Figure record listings
++++++

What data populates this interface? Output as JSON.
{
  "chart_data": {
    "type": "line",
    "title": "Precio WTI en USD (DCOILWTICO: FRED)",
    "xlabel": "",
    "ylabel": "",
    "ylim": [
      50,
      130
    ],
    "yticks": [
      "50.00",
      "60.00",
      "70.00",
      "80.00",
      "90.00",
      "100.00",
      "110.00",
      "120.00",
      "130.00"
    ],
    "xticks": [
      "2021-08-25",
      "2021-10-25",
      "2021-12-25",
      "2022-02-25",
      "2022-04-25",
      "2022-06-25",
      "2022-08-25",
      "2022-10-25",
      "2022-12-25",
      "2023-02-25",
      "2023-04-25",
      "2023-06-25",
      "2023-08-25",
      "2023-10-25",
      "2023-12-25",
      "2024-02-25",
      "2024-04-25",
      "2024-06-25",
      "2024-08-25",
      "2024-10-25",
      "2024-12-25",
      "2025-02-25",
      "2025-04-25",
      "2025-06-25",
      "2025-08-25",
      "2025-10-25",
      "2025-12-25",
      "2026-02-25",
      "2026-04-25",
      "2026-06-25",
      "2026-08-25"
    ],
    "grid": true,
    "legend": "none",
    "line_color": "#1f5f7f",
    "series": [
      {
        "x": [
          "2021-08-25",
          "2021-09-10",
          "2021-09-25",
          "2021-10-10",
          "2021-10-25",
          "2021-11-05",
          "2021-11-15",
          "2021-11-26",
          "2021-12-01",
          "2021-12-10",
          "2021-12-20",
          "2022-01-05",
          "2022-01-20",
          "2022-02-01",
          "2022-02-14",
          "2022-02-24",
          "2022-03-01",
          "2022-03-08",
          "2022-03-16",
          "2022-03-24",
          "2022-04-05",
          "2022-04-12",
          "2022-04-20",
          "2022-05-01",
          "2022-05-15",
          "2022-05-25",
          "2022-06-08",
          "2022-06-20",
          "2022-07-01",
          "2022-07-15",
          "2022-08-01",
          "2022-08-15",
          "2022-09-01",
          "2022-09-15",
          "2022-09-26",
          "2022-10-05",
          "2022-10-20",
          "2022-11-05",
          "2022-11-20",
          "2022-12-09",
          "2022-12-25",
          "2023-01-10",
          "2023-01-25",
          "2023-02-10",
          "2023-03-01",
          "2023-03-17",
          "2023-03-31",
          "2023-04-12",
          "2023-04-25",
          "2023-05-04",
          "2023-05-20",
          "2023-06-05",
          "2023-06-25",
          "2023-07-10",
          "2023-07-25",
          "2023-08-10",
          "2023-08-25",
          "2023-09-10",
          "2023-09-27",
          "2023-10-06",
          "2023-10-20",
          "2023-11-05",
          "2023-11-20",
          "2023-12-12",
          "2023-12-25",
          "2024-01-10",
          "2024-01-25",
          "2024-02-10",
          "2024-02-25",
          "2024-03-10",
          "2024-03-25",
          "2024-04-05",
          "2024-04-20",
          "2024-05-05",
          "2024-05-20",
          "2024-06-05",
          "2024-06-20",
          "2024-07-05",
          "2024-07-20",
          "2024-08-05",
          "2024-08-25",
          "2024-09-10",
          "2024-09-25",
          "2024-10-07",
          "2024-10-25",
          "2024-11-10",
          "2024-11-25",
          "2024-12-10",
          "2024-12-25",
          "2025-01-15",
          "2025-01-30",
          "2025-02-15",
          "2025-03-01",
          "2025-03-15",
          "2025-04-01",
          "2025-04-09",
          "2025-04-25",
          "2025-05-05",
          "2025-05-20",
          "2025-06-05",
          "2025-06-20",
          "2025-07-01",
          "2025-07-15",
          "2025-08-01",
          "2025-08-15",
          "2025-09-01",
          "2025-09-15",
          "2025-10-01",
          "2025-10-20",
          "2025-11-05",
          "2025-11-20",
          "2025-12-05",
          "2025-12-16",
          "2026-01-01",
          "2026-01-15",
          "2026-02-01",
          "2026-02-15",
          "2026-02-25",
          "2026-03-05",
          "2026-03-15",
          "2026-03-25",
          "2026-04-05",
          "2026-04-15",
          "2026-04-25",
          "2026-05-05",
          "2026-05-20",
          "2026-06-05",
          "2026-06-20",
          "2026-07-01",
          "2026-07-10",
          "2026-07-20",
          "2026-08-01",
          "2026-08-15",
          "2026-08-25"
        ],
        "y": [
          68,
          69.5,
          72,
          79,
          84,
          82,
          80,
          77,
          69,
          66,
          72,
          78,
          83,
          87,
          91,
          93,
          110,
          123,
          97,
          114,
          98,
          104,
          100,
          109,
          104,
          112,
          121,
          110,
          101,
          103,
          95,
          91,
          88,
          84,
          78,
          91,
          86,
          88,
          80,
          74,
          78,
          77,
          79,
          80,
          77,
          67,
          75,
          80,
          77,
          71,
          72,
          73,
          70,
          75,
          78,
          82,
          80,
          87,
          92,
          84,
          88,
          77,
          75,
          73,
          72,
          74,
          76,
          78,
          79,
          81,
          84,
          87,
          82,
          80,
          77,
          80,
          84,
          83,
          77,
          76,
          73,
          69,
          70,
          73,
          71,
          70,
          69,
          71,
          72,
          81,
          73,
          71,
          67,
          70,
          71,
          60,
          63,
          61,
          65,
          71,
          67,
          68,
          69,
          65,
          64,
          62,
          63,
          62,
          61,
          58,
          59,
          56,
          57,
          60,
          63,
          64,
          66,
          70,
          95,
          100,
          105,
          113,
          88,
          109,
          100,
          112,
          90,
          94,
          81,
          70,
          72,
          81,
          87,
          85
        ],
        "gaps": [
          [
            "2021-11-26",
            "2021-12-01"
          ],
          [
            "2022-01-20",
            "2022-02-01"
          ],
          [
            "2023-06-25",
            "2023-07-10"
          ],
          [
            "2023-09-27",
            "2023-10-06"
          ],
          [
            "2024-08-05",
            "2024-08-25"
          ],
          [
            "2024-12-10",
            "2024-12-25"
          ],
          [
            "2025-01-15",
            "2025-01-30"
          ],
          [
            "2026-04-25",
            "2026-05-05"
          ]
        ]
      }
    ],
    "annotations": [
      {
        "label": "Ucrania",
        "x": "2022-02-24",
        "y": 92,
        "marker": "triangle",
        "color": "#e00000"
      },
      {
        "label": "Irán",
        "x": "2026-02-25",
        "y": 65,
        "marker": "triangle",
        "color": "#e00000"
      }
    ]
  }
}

++++++

**GIVEN EXERCISE**.
Emit the records above again, exactly, with no line skipped.

**PROBLEM SOLUTION**.
What data populates this interface? Output as JSON.
{
  "chart_data": {
    "type": "line",
    "title": "Precio WTI en USD (DCOILWTICO: FRED)",
    "xlabel": "",
    "ylabel": "",
    "ylim": [
      50,
      130
    ],
    "yticks": [
      "50.00",
      "60.00",
      "70.00",
      "80.00",
      "90.00",
      "100.00",
      "110.00",
      "120.00",
      "130.00"
    ],
    "xticks": [
      "2021-08-25",
      "2021-10-25",
      "2021-12-25",
      "2022-02-25",
      "2022-04-25",
      "2022-06-25",
      "2022-08-25",
      "2022-10-25",
      "2022-12-25",
      "2023-02-25",
      "2023-04-25",
      "2023-06-25",
      "2023-08-25",
      "2023-10-25",
      "2023-12-25",
      "2024-02-25",
      "2024-04-25",
      "2024-06-25",
      "2024-08-25",
      "2024-10-25",
      "2024-12-25",
      "2025-02-25",
      "2025-04-25",
      "2025-06-25",
      "2025-08-25",
      "2025-10-25",
      "2025-12-25",
      "2026-02-25",
      "2026-04-25",
      "2026-06-25",
      "2026-08-25"
    ],
    "grid": true,
    "legend": "none",
    "line_color": "#1f5f7f",
    "series": [
      {
        "x": [
          "2021-08-25",
          "2021-09-10",
          "2021-09-25",
          "2021-10-10",
          "2021-10-25",
          "2021-11-05",
          "2021-11-15",
          "2021-11-26",
          "2021-12-01",
          "2021-12-10",
          "2021-12-20",
          "2022-01-05",
          "2022-01-20",
          "2022-02-01",
          "2022-02-14",
          "2022-02-24",
          "2022-03-01",
          "2022-03-08",
          "2022-03-16",
          "2022-03-24",
          "2022-04-05",
          "2022-04-12",
          "2022-04-20",
          "2022-05-01",
          "2022-05-15",
          "2022-05-25",
          "2022-06-08",
          "2022-06-20",
          "2022-07-01",
          "2022-07-15",
          "2022-08-01",
          "2022-08-15",
          "2022-09-01",
          "2022-09-15",
          "2022-09-26",
          "2022-10-05",
          "2022-10-20",
          "2022-11-05",
          "2022-11-20",
          "2022-12-09",
          "2022-12-25",
          "2023-01-10",
          "2023-01-25",
          "2023-02-10",
          "2023-03-01",
          "2023-03-17",
          "2023-03-31",
          "2023-04-12",
          "2023-04-25",
          "2023-05-04",
          "2023-05-20",
          "2023-06-05",
          "2023-06-25",
          "2023-07-10",
          "2023-07-25",
          "2023-08-10",
          "2023-08-25",
          "2023-09-10",
          "2023-09-27",
          "2023-10-06",
          "2023-10-20",
          "2023-11-05",
          "2023-11-20",
          "2023-12-12",
          "2023-12-25",
          "2024-01-10",
          "2024-01-25",
          "2024-02-10",
          "2024-02-25",
          "2024-03-10",
          "2024-03-25",
          "2024-04-05",
          "2024-04-20",
          "2024-05-05",
          "2024-05-20",
          "2024-06-05",
          "2024-06-20",
          "2024-07-05",
          "2024-07-20",
          "2024-08-05",
          "2024-08-25",
          "2024-09-10",
          "2024-09-25",
          "2024-10-07",
          "2024-10-25",
          "2024-11-10",
          "2024-11-25",
          "2024-12-10",
          "2024-12-25",
          "2025-01-15",
          "2025-01-30",
          "2025-02-15",
          "2025-03-01",
          "2025-03-15",
          "2025-04-01",
          "2025-04-09",
          "2025-04-25",
          "2025-05-05",
          "2025-05-20",
          "2025-06-05",
          "2025-06-20",
          "2025-07-01",
          "2025-07-15",
          "2025-08-01",
          "2025-08-15",
          "2025-09-01",
          "2025-09-15",
          "2025-10-01",
          "2025-10-20",
          "2025-11-05",
          "2025-11-20",
          "2025-12-05",
          "2025-12-16",
          "2026-01-01",
          "2026-01-15",
          "2026-02-01",
          "2026-02-15",
          "2026-02-25",
          "2026-03-05",
          "2026-03-15",
          "2026-03-25",
          "2026-04-05",
          "2026-04-15",
          "2026-04-25",
          "2026-05-05",
          "2026-05-20",
          "2026-06-05",
          "2026-06-20",
          "2026-07-01",
          "2026-07-10",
          "2026-07-20",
          "2026-08-01",
          "2026-08-15",
          "2026-08-25"
        ],
        "y": [
          68,
          69.5,
          72,
          79,
          84,
          82,
          80,
          77,
          69,
          66,
          72,
          78,
          83,
          87,
          91,
          93,
          110,
          123,
          97,
          114,
          98,
          104,
          100,
          109,
          104,
          112,
          121,
          110,
          101,
          103,
          95,
          91,
          88,
          84,
          78,
          91,
          86,
          88,
          80,
          74,
          78,
          77,
          79,
          80,
          77,
          67,
          75,
          80,
          77,
          71,
          72,
          73,
          70,
          75,
          78,
          82,
          80,
          87,
          92,
          84,
          88,
          77,
          75,
          73,
          72,
          74,
          76,
          78,
          79,
          81,
          84,
          87,
          82,
          80,
          77,
          80,
          84,
          83,
          77,
          76,
          73,
          69,
          70,
          73,
          71,
          70,
          69,
          71,
          72,
          81,
          73,
          71,
          67,
          70,
          71,
          60,
          63,
          61,
          65,
          71,
          67,
          68,
          69,
          65,
          64,
          62,
          63,
          62,
          61,
          58,
          59,
          56,
          57,
          60,
          63,
          64,
          66,
          70,
          95,
          100,
          105,
          113,
          88,
          109,
          100,
          112,
          90,
          94,
          81,
          70,
          72,
          81,
          87,
          85
        ],
        "gaps": [
          [
            "2021-11-26",
            "2021-12-01"
          ],
          [
            "2022-01-20",
            "2022-02-01"
          ],
          [
            "2023-06-25",
            "2023-07-10"
          ],
          [
            "2023-09-27",
            "2023-10-06"
          ],
          [
            "2024-08-05",
            "2024-08-25"
          ],
          [
            "2024-12-10",
            "2024-12-25"
          ],
          [
            "2025-01-15",
            "2025-01-30"
          ],
          [
            "2026-04-25",
            "2026-05-05"
          ]
        ]
      }
    ],
    "annotations": [
      {
        "label": "Ucrania",
        "x": "2022-02-24",
        "y": 92,
        "marker": "triangle",
        "color": "#e00000"
      },
      {
        "label": "Irán",
        "x": "2026-02-25",
        "y": 65,
        "marker": "triangle",
        "color": "#e00000"
      }
    ]
  }
}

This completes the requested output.